Lines holding the string "Establecer" are the ones to copy from this listing.

[Records contained in a dataset]
--- --- ---

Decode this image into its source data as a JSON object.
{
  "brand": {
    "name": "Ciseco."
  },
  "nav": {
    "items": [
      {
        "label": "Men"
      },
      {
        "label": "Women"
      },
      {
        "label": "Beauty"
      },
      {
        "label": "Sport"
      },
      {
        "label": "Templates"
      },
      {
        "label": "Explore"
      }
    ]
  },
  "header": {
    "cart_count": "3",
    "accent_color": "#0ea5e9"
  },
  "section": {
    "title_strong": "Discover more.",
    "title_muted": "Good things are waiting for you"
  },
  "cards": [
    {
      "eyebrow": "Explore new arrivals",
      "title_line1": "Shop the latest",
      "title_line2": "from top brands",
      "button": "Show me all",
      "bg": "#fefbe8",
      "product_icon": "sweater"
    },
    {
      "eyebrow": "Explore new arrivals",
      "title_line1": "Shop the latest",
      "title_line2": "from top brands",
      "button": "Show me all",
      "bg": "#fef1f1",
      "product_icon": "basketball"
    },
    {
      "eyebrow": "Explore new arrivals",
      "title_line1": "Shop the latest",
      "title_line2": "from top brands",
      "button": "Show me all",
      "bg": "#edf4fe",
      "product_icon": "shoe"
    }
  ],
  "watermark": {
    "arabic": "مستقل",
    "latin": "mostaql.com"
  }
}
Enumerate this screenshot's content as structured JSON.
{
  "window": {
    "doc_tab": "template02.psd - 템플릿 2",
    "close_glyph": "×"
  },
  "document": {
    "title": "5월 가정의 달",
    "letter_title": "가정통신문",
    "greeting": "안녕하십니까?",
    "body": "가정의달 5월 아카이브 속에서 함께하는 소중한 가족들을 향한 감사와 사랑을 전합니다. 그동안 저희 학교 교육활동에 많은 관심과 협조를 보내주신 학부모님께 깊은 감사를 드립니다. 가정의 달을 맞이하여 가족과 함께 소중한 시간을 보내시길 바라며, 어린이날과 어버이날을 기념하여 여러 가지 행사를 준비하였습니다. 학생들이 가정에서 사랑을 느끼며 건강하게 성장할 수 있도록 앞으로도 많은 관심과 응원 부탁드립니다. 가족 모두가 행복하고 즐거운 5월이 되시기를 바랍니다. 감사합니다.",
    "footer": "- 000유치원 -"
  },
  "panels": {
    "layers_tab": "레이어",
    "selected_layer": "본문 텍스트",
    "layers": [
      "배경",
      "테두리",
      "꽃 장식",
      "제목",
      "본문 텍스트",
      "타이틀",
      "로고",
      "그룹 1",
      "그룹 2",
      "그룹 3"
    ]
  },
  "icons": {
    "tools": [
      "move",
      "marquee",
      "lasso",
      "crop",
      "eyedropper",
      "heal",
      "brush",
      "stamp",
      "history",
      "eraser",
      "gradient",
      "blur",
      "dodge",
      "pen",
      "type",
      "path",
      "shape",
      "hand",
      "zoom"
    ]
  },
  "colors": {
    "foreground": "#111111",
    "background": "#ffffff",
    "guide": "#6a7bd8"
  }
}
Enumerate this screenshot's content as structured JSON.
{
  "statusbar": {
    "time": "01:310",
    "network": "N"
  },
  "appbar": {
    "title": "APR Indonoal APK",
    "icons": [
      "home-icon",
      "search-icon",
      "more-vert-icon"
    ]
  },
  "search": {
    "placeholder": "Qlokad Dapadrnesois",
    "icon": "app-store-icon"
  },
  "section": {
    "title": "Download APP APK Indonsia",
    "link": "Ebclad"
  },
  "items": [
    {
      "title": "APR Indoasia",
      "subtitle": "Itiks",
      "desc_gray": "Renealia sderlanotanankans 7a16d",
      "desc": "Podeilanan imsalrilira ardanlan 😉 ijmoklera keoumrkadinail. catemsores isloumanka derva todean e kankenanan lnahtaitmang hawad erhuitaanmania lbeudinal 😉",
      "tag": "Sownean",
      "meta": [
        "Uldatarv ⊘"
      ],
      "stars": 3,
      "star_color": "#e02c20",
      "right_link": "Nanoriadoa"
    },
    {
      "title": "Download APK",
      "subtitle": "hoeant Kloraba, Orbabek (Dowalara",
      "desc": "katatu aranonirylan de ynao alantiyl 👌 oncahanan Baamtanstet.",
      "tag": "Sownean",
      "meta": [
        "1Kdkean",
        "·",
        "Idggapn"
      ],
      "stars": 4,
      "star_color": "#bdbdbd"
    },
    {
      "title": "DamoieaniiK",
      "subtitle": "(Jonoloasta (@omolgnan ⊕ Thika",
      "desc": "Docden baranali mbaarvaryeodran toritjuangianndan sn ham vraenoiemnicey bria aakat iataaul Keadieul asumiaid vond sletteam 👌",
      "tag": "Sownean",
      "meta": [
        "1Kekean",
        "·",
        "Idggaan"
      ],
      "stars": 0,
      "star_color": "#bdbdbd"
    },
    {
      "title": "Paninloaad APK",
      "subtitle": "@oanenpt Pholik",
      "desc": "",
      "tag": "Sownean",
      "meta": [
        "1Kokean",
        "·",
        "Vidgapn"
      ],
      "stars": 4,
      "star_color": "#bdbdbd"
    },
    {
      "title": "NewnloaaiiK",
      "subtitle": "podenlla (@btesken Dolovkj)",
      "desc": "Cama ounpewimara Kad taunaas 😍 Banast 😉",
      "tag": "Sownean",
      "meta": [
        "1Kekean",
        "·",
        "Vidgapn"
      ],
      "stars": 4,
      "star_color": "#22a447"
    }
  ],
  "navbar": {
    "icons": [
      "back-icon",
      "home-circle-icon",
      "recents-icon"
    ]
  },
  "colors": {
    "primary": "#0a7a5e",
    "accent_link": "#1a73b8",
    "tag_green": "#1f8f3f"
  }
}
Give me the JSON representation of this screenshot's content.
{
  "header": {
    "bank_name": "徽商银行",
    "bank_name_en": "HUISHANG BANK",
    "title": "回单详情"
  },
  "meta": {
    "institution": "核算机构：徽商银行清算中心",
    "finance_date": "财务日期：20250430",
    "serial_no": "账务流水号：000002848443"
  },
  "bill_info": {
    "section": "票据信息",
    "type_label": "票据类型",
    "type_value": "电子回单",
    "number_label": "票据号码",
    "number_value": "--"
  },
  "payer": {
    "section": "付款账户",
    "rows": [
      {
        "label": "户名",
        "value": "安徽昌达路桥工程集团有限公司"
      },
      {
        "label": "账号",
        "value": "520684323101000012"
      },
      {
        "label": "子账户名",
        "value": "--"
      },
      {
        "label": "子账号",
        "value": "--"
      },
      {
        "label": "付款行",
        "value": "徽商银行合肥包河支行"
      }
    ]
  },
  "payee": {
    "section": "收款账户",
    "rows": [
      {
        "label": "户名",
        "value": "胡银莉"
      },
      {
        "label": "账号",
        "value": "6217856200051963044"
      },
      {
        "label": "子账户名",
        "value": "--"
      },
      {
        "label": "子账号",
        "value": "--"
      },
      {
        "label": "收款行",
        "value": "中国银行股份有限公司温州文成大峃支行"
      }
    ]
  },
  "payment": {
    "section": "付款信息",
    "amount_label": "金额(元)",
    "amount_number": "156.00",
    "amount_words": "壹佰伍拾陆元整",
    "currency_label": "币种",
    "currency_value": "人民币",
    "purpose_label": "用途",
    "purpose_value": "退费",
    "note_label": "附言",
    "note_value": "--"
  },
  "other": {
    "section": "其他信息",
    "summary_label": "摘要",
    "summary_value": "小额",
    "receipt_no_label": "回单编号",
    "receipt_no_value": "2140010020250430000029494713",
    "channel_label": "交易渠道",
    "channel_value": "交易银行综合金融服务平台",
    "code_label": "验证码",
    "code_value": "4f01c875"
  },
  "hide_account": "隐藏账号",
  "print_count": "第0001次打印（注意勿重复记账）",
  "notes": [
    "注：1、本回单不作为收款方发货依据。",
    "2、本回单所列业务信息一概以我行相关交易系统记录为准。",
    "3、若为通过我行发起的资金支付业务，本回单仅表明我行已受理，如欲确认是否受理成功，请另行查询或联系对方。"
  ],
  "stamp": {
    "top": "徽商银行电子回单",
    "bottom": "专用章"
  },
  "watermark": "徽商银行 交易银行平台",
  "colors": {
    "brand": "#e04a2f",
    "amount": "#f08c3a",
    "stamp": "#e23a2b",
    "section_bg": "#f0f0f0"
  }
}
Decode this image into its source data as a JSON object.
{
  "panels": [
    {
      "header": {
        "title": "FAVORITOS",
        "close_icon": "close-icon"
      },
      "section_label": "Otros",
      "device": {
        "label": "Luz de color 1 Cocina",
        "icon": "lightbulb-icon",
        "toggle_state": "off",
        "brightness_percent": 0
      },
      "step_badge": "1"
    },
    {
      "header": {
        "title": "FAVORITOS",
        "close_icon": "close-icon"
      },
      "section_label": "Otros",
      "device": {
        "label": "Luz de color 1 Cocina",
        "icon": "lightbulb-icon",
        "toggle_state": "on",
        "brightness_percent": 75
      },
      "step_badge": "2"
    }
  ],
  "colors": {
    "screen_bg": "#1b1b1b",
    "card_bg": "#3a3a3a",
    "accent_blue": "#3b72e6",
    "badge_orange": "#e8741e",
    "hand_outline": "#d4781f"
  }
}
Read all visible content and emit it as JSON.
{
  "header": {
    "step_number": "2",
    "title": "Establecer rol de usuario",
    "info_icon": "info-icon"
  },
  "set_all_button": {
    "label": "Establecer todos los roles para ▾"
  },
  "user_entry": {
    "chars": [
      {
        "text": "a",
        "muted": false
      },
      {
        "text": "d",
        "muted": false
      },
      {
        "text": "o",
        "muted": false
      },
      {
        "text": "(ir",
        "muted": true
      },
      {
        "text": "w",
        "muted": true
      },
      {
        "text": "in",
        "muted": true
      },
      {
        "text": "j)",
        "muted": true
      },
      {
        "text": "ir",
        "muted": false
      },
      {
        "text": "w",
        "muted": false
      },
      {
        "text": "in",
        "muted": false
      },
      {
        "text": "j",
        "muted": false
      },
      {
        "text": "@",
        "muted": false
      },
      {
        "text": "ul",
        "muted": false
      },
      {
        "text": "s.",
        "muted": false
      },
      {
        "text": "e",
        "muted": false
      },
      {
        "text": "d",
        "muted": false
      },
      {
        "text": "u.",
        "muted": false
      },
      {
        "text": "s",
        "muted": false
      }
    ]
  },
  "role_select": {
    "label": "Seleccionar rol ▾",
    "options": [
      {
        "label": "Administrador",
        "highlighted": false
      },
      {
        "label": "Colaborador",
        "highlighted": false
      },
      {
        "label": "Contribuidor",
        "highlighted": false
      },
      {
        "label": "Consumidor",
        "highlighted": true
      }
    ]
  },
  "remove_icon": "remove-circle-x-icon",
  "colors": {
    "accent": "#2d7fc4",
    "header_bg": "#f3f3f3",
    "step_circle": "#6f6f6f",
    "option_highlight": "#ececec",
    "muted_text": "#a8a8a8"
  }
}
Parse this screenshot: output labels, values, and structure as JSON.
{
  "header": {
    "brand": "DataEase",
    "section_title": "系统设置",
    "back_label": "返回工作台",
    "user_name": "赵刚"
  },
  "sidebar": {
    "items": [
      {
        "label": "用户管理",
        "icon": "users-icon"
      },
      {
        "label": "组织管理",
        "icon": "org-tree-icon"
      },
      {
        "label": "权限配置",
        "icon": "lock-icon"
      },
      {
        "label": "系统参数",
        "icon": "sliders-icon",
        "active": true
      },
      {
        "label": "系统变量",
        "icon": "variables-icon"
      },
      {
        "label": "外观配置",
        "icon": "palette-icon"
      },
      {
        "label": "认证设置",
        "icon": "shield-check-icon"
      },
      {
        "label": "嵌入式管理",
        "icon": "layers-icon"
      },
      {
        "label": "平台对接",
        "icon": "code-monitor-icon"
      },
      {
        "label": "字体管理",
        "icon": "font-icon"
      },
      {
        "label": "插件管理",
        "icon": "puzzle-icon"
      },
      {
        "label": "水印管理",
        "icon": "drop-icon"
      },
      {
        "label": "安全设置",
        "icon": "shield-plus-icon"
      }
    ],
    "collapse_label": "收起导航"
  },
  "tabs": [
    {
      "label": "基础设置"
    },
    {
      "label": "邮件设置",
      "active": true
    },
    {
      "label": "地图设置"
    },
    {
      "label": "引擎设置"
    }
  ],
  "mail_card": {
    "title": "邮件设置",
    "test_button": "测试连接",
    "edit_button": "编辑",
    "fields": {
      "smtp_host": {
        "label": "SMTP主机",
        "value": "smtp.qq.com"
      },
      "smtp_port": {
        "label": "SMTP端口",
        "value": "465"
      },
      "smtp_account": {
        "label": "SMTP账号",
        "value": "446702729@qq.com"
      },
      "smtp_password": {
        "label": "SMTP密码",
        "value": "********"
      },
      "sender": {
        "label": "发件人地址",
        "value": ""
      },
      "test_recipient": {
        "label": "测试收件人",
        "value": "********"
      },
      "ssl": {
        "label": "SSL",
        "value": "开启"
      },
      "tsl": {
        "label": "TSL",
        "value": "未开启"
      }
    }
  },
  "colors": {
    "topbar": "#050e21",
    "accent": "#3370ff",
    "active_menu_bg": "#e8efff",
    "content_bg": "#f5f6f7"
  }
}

--- --- ---

| THE ANSWER |
    "title": "Establecer rol de usuario",
    "label": "Establecer todos los roles para ▾"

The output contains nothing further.